START RECORDED INFORMATION

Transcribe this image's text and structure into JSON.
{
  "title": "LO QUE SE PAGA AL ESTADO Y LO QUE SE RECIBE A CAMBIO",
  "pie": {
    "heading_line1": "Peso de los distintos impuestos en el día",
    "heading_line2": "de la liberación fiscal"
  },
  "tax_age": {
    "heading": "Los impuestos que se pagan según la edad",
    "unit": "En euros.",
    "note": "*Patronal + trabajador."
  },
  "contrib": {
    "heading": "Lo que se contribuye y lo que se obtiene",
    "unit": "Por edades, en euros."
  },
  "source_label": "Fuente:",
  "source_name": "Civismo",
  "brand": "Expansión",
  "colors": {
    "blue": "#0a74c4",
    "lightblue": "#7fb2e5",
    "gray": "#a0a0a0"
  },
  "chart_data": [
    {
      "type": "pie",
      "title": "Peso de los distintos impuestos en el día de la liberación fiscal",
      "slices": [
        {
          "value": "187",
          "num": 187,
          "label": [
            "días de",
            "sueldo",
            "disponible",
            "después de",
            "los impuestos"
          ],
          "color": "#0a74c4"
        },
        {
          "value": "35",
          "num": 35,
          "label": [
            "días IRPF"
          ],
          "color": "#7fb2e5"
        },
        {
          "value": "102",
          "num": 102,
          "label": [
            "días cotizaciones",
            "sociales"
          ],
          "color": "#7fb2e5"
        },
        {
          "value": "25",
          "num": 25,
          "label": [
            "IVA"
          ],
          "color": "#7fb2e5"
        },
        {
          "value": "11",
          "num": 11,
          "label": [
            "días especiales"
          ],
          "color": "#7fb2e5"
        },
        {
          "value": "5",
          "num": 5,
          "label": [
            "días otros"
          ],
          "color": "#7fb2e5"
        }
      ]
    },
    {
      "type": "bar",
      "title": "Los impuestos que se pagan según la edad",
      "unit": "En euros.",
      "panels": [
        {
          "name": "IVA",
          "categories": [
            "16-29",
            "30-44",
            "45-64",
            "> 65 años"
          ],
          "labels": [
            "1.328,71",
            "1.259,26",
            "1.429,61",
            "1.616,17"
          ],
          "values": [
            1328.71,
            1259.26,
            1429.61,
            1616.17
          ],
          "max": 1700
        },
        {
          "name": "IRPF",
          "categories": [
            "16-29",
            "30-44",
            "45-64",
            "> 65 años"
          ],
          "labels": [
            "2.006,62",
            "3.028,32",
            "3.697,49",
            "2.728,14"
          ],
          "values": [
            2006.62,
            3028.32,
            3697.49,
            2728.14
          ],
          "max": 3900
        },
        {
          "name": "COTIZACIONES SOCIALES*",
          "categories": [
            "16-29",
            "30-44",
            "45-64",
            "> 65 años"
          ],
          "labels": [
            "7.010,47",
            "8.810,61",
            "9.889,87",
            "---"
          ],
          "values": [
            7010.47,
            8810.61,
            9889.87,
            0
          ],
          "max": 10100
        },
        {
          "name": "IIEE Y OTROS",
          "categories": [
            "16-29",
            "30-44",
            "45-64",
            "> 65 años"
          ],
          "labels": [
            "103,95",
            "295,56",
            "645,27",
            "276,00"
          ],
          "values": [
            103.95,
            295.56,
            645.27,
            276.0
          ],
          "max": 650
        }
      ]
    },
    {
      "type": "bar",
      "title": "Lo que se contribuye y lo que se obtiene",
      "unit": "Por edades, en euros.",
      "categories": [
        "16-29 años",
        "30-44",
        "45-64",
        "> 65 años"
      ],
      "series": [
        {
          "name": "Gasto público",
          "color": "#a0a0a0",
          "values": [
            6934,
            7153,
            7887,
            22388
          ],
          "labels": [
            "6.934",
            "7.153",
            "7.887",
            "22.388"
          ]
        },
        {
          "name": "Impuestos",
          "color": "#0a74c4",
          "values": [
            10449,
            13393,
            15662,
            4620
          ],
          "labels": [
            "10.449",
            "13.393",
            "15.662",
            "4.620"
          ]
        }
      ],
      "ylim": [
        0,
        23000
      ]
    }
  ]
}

END RECORDED INFORMATION

◆ **AIM OF THE TASK**
Make an exact copy of all the data.

◆ **EXERCISE SOLUTION**
Transcribe this image's text and structure into JSON.
{
  "title": "LO QUE SE PAGA AL ESTADO Y LO QUE SE RECIBE A CAMBIO",
  "pie": {
    "heading_line1": "Peso de los distintos impuestos en el día",
    "heading_line2": "de la liberación fiscal"
  },
  "tax_age": {
    "heading": "Los impuestos que se pagan según la edad",
    "unit": "En euros.",
    "note": "*Patronal + trabajador."
  },
  "contrib": {
    "heading": "Lo que se contribuye y lo que se obtiene",
    "unit": "Por edades, en euros."
  },
  "source_label": "Fuente:",
  "source_name": "Civismo",
  "brand": "Expansión",
  "colors": {
    "blue": "#0a74c4",
    "lightblue": "#7fb2e5",
    "gray": "#a0a0a0"
  },
  "chart_data": [
    {
      "type": "pie",
      "title": "Peso de los distintos impuestos en el día de la liberación fiscal",
      "slices": [
        {
          "value": "187",
          "num": 187,
          "label": [
            "días de",
            "sueldo",
            "disponible",
            "después de",
            "los impuestos"
          ],
          "color": "#0a74c4"
        },
        {
          "value": "35",
          "num": 35,
          "label": [
            "días IRPF"
          ],
          "color": "#7fb2e5"
        },
        {
          "value": "102",
          "num": 102,
          "label": [
            "días cotizaciones",
            "sociales"
          ],
          "color": "#7fb2e5"
        },
        {
          "value": "25",
          "num": 25,
          "label": [
            "IVA"
          ],
          "color": "#7fb2e5"
        },
        {
          "value": "11",
          "num": 11,
          "label": [
            "días especiales"
          ],
          "color": "#7fb2e5"
        },
        {
          "value": "5",
          "num": 5,
          "label": [
            "días otros"
          ],
          "color": "#7fb2e5"
        }
      ]
    },
    {
      "type": "bar",
      "title": "Los impuestos que se pagan según la edad",
      "unit": "En euros.",
      "panels": [
        {
          "name": "IVA",
          "categories": [
            "16-29",
            "30-44",
            "45-64",
            "> 65 años"
          ],
          "labels": [
            "1.328,71",
            "1.259,26",
            "1.429,61",
            "1.616,17"
          ],
          "values": [
            1328.71,
            1259.26,
            1429.61,
            1616.17
          ],
          "max": 1700
        },
        {
          "name": "IRPF",
          "categories": [
            "16-29",
            "30-44",
            "45-64",
            "> 65 años"
          ],
          "labels": [
            "2.006,62",
            "3.028,32",
            "3.697,49",
            "2.728,14"
          ],
          "values": [
            2006.62,
            3028.32,
            3697.49,
            2728.14
          ],
          "max": 3900
        },
        {
          "name": "COTIZACIONES SOCIALES*",
          "categories": [
            "16-29",
            "30-44",
            "45-64",
            "> 65 años"
          ],
          "labels": [
            "7.010,47",
            "8.810,61",
            "9.889,87",
            "---"
          ],
          "values": [
            7010.47,
            8810.61,
            9889.87,
            0
          ],
          "max": 10100
        },
        {
          "name": "IIEE Y OTROS",
          "categories": [
            "16-29",
            "30-44",
            "45-64",
            "> 65 años"
          ],
          "labels": [
            "103,95",
            "295,56",
            "645,27",
            "276,00"
          ],
          "values": [
            103.95,
            295.56,
            645.27,
            276.0
          ],
          "max": 650
        }
      ]
    },
    {
      "type": "bar",
      "title": "Lo que se contribuye y lo que se obtiene",
      "unit": "Por edades, en euros.",
      "categories": [
        "16-29 años",
        "30-44",
        "45-64",
        "> 65 años"
      ],
      "series": [
        {
          "name": "Gasto público",
          "color": "#a0a0a0",
          "values": [
            6934,
            7153,
            7887,
            22388
          ],
          "labels": [
            "6.934",
            "7.153",
            "7.887",
            "22.388"
          ]
        },
        {
          "name": "Impuestos",
          "color": "#0a74c4",
          "values": [
            10449,
            13393,
            15662,
            4620
          ],
          "labels": [
            "10.449",
            "13.393",
            "15.662",
            "4.620"
          ]
        }
      ],
      "ylim": [
        0,
        23000
      ]
    }
  ]
}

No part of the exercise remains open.